**WHAT THE TASK REQUIRES:** Going through the material below, please gather all lines with the word "enforcing" in them.

**ENTRIES SHOWN:**
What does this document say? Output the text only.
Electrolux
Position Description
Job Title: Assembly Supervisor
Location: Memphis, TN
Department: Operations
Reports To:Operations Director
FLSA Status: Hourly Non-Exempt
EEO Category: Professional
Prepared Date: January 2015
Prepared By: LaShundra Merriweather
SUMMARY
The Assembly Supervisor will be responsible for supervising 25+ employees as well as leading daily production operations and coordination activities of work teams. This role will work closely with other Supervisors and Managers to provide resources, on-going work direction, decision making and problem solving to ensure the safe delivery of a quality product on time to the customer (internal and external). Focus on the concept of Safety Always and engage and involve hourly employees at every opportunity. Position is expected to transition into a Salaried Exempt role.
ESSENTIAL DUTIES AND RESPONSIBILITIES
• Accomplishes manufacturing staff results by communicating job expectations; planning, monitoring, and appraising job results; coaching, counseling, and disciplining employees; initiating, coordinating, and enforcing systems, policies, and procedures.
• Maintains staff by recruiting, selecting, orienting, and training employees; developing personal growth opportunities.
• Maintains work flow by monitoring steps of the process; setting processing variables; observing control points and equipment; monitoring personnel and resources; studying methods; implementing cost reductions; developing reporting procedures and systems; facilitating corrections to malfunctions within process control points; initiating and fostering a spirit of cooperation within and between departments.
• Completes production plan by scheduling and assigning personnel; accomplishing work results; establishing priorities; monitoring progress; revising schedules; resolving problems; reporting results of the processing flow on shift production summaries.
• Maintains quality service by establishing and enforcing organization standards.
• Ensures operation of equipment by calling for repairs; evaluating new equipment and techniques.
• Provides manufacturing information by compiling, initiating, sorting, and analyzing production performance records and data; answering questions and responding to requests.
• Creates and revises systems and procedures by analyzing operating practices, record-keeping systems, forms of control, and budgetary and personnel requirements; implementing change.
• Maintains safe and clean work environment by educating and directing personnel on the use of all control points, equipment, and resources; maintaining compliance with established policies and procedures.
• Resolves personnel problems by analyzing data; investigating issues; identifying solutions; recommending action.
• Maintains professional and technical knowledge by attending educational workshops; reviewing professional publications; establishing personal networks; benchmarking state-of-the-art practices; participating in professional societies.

**TASK RESPONSE:**
• Accomplishes manufacturing staff results by communicating job expectations; planning, monitoring, and appraising job results; coaching, counseling, and disciplining employees; initiating, coordinating, and enforcing systems, policies, and procedures.
• Maintains quality service by establishing and enforcing organization standards.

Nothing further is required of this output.